[TASK TO CARRY OUT] Find every line with the word "BaseAddress". Copy those lines.

* * * * *

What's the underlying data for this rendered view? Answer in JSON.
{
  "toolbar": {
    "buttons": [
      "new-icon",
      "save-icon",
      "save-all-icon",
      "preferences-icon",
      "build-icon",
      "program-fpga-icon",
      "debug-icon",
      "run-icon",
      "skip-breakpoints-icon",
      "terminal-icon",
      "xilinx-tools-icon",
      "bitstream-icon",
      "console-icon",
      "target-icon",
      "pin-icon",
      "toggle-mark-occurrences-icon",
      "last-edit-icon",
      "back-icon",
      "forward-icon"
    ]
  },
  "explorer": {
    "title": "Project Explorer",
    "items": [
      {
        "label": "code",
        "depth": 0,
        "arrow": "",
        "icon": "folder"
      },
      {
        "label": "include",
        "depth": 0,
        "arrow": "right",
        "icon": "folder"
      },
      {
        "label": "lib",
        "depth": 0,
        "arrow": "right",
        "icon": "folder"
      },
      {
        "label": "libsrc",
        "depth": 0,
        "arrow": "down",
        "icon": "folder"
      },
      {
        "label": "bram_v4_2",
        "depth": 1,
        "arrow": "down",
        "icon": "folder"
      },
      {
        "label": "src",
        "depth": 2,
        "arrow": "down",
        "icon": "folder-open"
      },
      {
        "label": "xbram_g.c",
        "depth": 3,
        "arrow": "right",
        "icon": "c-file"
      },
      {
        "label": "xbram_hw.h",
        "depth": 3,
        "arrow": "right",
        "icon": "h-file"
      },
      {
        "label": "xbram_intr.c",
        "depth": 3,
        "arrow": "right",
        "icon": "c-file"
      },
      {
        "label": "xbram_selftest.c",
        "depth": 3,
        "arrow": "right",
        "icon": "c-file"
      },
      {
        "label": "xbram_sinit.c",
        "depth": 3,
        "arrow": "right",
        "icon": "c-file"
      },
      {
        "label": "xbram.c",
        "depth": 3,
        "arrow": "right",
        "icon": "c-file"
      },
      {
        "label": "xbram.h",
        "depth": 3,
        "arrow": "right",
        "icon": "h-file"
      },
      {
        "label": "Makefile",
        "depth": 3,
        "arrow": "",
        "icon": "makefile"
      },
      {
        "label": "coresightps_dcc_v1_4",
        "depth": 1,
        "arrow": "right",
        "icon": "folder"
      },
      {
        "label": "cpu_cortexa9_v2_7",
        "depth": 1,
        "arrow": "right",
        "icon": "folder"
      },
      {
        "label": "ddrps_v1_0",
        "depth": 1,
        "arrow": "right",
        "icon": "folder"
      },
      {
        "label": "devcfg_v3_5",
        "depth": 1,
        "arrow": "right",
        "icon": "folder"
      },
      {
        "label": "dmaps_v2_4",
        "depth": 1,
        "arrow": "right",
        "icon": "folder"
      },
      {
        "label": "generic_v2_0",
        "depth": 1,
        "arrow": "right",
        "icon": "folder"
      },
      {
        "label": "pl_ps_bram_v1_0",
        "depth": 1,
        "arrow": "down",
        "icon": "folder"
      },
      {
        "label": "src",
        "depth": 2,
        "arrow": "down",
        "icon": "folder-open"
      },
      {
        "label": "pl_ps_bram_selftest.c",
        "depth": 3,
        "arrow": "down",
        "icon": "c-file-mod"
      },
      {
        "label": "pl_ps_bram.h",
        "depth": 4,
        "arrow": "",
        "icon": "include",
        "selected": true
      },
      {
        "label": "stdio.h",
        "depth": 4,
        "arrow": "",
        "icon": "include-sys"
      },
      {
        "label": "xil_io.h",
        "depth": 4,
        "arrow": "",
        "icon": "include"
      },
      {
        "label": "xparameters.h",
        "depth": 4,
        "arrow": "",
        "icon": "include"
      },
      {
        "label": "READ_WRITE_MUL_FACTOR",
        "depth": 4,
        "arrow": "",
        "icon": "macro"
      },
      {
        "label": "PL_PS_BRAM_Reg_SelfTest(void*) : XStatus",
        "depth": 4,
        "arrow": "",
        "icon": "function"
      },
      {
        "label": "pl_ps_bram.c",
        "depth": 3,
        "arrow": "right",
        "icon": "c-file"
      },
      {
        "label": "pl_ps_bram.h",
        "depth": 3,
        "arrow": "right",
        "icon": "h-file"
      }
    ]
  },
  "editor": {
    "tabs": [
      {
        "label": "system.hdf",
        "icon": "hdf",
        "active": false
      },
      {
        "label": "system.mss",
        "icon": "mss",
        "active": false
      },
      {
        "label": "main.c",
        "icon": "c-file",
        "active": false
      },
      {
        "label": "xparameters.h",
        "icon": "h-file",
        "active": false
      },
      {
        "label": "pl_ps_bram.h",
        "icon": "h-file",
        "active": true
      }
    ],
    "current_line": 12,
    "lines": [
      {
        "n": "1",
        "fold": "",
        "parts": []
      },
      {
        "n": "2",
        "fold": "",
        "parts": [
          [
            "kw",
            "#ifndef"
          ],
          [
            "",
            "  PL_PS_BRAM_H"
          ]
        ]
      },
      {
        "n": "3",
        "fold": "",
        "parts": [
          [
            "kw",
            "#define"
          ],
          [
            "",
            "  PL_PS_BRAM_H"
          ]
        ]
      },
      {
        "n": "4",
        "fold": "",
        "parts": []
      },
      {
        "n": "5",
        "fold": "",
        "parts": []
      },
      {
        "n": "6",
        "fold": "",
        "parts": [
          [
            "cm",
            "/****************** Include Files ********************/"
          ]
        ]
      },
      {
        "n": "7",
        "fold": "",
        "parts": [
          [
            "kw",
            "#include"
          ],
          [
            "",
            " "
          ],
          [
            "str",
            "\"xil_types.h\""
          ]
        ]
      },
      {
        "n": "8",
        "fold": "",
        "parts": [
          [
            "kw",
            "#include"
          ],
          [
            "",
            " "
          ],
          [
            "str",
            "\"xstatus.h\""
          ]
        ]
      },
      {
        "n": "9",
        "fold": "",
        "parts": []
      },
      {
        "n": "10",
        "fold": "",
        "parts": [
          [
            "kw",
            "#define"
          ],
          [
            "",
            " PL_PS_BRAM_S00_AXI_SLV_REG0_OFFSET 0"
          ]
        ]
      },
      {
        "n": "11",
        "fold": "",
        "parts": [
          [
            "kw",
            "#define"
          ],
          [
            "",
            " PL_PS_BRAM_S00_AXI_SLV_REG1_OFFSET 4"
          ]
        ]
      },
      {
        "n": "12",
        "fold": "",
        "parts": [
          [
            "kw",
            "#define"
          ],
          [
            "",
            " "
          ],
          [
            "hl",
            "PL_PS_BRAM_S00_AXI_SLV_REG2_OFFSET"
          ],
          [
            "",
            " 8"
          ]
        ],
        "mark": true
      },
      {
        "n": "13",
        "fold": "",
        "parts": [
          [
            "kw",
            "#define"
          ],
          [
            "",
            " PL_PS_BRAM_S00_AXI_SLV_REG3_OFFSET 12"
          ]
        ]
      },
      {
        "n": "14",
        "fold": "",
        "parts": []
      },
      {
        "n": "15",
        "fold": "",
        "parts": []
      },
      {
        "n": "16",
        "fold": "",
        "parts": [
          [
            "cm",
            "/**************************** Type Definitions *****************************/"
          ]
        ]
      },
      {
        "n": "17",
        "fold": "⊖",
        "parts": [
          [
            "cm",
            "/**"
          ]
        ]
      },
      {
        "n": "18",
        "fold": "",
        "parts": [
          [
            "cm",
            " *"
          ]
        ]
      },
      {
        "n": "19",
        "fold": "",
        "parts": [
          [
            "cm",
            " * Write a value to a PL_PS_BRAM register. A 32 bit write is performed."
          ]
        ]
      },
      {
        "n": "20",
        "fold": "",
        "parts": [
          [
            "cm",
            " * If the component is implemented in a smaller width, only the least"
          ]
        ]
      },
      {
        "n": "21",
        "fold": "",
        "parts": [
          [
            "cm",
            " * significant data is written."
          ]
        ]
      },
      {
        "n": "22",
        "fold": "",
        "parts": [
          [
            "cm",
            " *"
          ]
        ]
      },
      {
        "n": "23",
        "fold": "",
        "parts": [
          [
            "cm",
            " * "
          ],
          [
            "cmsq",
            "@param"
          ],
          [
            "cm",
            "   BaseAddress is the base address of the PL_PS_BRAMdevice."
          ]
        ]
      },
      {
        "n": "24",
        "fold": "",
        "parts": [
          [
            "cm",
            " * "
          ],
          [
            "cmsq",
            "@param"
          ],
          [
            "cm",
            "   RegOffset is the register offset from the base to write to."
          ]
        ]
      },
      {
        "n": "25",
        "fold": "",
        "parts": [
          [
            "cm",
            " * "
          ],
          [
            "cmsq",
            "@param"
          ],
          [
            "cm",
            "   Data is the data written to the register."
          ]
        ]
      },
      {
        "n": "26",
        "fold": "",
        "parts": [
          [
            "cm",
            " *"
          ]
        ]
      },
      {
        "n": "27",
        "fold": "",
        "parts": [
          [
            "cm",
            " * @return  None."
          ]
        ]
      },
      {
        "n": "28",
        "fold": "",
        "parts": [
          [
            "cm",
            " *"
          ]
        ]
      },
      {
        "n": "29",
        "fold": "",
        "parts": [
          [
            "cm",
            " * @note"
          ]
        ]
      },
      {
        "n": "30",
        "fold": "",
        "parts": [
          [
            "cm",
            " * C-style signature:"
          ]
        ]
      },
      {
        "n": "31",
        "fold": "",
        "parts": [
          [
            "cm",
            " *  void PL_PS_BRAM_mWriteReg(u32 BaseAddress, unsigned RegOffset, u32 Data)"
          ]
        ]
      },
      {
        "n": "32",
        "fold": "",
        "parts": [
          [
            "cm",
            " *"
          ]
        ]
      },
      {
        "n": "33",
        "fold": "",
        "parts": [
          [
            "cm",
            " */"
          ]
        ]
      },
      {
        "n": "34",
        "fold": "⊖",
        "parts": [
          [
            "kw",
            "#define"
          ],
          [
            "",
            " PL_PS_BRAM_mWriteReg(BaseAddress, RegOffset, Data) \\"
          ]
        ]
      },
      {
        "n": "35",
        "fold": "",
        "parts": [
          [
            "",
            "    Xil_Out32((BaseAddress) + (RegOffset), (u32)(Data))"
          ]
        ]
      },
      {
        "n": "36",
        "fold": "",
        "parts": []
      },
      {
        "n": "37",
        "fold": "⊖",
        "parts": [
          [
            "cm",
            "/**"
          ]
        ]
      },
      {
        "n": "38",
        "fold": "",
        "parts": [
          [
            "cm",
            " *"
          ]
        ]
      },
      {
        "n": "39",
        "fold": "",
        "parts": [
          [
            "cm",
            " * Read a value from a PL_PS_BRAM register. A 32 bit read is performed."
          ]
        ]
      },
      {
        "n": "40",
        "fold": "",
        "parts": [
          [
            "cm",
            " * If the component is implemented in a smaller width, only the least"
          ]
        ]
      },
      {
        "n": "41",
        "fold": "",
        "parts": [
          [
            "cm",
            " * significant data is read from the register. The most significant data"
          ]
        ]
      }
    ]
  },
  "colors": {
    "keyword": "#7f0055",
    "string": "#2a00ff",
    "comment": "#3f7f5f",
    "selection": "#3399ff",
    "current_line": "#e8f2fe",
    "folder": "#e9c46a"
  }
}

* * * * *

[PROBLEM SOLUTION]
            "   BaseAddress is the base address of the PL_PS_BRAMdevice."
            " *  void PL_PS_BRAM_mWriteReg(u32 BaseAddress, unsigned RegOffset, u32 Data)"
            " PL_PS_BRAM_mWriteReg(BaseAddress, RegOffset, Data) \\"
            "    Xil_Out32((BaseAddress) + (RegOffset), (u32)(Data))"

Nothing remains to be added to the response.